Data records

----------------------------------------

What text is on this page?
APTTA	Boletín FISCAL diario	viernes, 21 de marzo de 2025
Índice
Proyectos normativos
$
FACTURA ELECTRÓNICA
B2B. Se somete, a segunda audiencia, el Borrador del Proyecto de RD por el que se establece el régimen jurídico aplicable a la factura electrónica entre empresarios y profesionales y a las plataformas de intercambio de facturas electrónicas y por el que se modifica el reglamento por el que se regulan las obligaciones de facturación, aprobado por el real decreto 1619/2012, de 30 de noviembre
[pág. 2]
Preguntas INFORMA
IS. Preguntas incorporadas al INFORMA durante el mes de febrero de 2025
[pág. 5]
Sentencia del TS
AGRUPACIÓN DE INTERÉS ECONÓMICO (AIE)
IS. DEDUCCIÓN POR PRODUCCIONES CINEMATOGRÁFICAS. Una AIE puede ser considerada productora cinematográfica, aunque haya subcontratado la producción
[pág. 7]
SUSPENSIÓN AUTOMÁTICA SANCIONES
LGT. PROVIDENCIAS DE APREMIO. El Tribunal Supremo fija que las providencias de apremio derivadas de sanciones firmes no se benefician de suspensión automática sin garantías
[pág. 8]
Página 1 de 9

----------------------------------------

=== Task directions ===
In the records above, locate each line with the word "Preguntas". Copy all such lines.

=== Full output ===
Preguntas INFORMA
IS. Preguntas incorporadas al INFORMA durante el mes de febrero de 2025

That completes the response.